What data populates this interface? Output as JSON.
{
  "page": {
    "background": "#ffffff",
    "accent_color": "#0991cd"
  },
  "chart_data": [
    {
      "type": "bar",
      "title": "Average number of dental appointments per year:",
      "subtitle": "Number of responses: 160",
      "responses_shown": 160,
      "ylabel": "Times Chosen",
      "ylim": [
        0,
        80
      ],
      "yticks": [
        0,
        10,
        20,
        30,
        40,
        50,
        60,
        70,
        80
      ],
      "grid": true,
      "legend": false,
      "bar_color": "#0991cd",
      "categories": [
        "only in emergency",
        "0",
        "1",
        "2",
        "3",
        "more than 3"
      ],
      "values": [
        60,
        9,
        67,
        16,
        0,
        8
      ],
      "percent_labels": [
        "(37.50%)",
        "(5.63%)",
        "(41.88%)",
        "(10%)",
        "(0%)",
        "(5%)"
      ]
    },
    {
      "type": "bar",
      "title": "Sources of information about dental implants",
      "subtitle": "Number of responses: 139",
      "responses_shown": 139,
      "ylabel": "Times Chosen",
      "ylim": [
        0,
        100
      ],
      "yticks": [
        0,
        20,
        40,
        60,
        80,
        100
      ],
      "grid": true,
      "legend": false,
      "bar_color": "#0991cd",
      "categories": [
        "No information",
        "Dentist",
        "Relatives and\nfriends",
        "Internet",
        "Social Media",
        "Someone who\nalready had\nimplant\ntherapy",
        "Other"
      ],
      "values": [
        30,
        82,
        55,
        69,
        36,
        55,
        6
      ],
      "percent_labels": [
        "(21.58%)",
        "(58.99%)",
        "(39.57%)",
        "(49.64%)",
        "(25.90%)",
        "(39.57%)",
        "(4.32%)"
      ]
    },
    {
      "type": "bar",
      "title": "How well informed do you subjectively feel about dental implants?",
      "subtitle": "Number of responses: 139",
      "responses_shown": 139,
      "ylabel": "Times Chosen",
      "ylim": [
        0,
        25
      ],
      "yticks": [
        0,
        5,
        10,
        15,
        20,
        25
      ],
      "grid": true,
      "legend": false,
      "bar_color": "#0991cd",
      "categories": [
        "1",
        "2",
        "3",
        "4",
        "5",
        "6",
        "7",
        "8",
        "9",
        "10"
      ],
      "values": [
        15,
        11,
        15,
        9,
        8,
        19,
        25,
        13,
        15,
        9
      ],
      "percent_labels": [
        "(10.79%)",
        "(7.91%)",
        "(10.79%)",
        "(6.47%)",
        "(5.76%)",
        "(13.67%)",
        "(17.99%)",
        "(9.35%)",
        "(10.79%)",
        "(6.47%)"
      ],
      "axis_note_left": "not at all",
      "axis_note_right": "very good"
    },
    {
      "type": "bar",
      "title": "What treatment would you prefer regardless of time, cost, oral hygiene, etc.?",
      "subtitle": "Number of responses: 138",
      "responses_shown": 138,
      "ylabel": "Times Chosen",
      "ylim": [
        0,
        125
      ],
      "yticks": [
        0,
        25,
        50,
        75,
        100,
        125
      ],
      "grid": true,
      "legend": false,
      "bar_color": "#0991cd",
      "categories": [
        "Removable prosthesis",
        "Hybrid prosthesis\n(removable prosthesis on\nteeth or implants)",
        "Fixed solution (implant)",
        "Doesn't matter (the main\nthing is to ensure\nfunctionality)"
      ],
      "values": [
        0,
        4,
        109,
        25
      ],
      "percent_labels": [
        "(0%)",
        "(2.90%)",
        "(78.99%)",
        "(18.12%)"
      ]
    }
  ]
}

WRITTEN EXERCISE:
Reproduce each entry from the records above, character for character.

ANSWER FOR THIS EXERCISE:
What data populates this interface? Output as JSON.
{
  "page": {
    "background": "#ffffff",
    "accent_color": "#0991cd"
  },
  "chart_data": [
    {
      "type": "bar",
      "title": "Average number of dental appointments per year:",
      "subtitle": "Number of responses: 160",
      "responses_shown": 160,
      "ylabel": "Times Chosen",
      "ylim": [
        0,
        80
      ],
      "yticks": [
        0,
        10,
        20,
        30,
        40,
        50,
        60,
        70,
        80
      ],
      "grid": true,
      "legend": false,
      "bar_color": "#0991cd",
      "categories": [
        "only in emergency",
        "0",
        "1",
        "2",
        "3",
        "more than 3"
      ],
      "values": [
        60,
        9,
        67,
        16,
        0,
        8
      ],
      "percent_labels": [
        "(37.50%)",
        "(5.63%)",
        "(41.88%)",
        "(10%)",
        "(0%)",
        "(5%)"
      ]
    },
    {
      "type": "bar",
      "title": "Sources of information about dental implants",
      "subtitle": "Number of responses: 139",
      "responses_shown": 139,
      "ylabel": "Times Chosen",
      "ylim": [
        0,
        100
      ],
      "yticks": [
        0,
        20,
        40,
        60,
        80,
        100
      ],
      "grid": true,
      "legend": false,
      "bar_color": "#0991cd",
      "categories": [
        "No information",
        "Dentist",
        "Relatives and\nfriends",
        "Internet",
        "Social Media",
        "Someone who\nalready had\nimplant\ntherapy",
        "Other"
      ],
      "values": [
        30,
        82,
        55,
        69,
        36,
        55,
        6
      ],
      "percent_labels": [
        "(21.58%)",
        "(58.99%)",
        "(39.57%)",
        "(49.64%)",
        "(25.90%)",
        "(39.57%)",
        "(4.32%)"
      ]
    },
    {
      "type": "bar",
      "title": "How well informed do you subjectively feel about dental implants?",
      "subtitle": "Number of responses: 139",
      "responses_shown": 139,
      "ylabel": "Times Chosen",
      "ylim": [
        0,
        25
      ],
      "yticks": [
        0,
        5,
        10,
        15,
        20,
        25
      ],
      "grid": true,
      "legend": false,
      "bar_color": "#0991cd",
      "categories": [
        "1",
        "2",
        "3",
        "4",
        "5",
        "6",
        "7",
        "8",
        "9",
        "10"
      ],
      "values": [
        15,
        11,
        15,
        9,
        8,
        19,
        25,
        13,
        15,
        9
      ],
      "percent_labels": [
        "(10.79%)",
        "(7.91%)",
        "(10.79%)",
        "(6.47%)",
        "(5.76%)",
        "(13.67%)",
        "(17.99%)",
        "(9.35%)",
        "(10.79%)",
        "(6.47%)"
      ],
      "axis_note_left": "not at all",
      "axis_note_right": "very good"
    },
    {
      "type": "bar",
      "title": "What treatment would you prefer regardless of time, cost, oral hygiene, etc.?",
      "subtitle": "Number of responses: 138",
      "responses_shown": 138,
      "ylabel": "Times Chosen",
      "ylim": [
        0,
        125
      ],
      "yticks": [
        0,
        25,
        50,
        75,
        100,
        125
      ],
      "grid": true,
      "legend": false,
      "bar_color": "#0991cd",
      "categories": [
        "Removable prosthesis",
        "Hybrid prosthesis\n(removable prosthesis on\nteeth or implants)",
        "Fixed solution (implant)",
        "Doesn't matter (the main\nthing is to ensure\nfunctionality)"
      ],
      "values": [
        0,
        4,
        109,
        25
      ],
      "percent_labels": [
        "(0%)",
        "(2.90%)",
        "(78.99%)",
        "(18.12%)"
      ]
    }
  ]
}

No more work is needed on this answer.